What you are asked to do: Where a line in the listing contains the string "County", copy that line out.

── Given data

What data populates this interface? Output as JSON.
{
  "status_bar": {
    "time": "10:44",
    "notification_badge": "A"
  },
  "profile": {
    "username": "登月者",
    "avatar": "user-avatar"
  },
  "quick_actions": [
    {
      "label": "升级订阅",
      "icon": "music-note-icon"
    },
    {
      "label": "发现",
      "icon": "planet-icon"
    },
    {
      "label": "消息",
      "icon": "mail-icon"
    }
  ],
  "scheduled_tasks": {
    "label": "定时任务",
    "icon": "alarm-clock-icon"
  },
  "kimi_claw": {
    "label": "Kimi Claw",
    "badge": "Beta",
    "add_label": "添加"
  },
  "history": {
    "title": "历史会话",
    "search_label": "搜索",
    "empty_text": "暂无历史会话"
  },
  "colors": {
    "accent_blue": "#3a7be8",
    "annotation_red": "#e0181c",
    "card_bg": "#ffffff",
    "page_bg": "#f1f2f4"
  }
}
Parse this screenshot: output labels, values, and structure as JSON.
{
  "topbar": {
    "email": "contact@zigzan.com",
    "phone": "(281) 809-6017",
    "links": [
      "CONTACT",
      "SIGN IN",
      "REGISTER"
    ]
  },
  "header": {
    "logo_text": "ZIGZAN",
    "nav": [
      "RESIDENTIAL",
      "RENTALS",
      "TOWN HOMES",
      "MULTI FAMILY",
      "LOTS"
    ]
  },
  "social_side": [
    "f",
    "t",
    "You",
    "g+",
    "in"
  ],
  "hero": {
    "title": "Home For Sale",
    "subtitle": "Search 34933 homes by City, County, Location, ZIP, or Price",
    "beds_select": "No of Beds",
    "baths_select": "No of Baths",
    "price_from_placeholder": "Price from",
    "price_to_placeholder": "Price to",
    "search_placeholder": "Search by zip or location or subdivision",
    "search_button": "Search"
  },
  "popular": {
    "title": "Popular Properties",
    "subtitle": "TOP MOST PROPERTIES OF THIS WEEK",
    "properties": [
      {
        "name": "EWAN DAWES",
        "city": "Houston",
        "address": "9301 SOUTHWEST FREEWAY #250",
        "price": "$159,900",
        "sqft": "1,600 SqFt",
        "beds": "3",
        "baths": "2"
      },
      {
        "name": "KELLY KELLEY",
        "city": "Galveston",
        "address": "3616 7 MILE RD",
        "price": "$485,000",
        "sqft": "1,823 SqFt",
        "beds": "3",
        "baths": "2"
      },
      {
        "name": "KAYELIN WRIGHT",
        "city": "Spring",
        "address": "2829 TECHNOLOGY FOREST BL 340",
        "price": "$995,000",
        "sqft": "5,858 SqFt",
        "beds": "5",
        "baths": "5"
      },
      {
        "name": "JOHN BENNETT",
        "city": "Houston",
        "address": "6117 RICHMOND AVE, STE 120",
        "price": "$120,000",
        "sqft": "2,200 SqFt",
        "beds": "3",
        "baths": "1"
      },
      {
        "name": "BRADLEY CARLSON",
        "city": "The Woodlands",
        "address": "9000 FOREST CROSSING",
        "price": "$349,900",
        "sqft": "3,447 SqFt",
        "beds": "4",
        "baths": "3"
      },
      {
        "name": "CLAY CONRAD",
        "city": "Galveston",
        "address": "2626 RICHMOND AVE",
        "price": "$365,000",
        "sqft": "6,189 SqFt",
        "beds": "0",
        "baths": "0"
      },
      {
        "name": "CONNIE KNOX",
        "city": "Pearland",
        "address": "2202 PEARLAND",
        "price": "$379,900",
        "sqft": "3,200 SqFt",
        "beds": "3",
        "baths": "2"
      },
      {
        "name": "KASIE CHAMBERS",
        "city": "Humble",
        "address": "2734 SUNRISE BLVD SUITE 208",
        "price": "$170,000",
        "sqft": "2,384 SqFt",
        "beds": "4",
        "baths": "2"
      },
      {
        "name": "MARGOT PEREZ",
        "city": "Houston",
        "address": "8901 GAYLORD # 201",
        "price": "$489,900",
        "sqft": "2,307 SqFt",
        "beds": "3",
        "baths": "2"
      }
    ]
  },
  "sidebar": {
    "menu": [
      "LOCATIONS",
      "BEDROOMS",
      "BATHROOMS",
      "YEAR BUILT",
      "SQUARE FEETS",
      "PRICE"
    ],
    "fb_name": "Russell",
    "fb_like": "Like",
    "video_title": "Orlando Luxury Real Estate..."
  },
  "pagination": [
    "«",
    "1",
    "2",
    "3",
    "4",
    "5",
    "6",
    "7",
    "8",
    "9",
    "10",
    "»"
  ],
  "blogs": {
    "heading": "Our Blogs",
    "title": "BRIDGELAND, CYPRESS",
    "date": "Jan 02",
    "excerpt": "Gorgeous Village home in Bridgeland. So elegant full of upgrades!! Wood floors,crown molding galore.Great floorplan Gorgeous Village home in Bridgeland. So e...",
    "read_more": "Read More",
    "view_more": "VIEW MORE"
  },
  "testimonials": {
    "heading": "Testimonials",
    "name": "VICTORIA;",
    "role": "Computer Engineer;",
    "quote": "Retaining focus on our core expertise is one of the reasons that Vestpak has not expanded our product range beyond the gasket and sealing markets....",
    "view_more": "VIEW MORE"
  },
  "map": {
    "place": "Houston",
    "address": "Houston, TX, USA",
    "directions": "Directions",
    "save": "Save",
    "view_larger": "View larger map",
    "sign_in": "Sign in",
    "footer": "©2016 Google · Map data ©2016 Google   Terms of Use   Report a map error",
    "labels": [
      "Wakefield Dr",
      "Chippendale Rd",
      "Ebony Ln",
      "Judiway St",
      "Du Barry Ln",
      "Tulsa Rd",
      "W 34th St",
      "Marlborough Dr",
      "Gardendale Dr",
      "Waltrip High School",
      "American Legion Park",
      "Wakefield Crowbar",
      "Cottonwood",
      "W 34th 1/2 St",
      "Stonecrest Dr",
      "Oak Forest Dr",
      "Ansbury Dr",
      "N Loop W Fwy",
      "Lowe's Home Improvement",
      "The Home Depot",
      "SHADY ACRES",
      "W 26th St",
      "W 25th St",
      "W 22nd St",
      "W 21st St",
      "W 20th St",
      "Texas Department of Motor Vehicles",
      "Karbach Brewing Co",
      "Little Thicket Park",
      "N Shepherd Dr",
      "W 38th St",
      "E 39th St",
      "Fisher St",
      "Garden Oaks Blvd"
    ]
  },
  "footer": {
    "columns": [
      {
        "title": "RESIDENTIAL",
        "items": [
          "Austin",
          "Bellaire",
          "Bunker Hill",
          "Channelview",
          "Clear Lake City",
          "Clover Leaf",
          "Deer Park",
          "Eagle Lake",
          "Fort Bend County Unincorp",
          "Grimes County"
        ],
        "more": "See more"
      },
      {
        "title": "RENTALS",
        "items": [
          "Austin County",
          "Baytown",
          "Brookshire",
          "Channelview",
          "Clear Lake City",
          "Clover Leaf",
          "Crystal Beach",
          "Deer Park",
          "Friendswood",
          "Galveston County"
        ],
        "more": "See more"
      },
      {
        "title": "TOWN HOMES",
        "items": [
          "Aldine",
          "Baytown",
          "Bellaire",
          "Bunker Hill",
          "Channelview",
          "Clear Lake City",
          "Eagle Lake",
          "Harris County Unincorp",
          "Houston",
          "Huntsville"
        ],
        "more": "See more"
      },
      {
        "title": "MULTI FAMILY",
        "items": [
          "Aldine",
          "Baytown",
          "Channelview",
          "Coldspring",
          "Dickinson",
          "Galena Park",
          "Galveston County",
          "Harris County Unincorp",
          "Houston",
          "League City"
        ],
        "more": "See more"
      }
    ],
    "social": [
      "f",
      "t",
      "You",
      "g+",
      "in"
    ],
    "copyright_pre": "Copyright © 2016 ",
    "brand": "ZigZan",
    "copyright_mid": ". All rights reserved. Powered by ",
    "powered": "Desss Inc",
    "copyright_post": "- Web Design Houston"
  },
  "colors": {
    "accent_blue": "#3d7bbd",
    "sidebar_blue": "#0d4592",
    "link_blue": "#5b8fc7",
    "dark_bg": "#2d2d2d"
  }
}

────

Reply to the task:
    "subtitle": "Search 34933 homes by City, County, Location, ZIP, or Price",
          "Fort Bend County Unincorp",
          "Grimes County"
          "Austin County",
          "Galveston County"
          "Harris County Unincorp",
          "Galveston County",
          "Harris County Unincorp",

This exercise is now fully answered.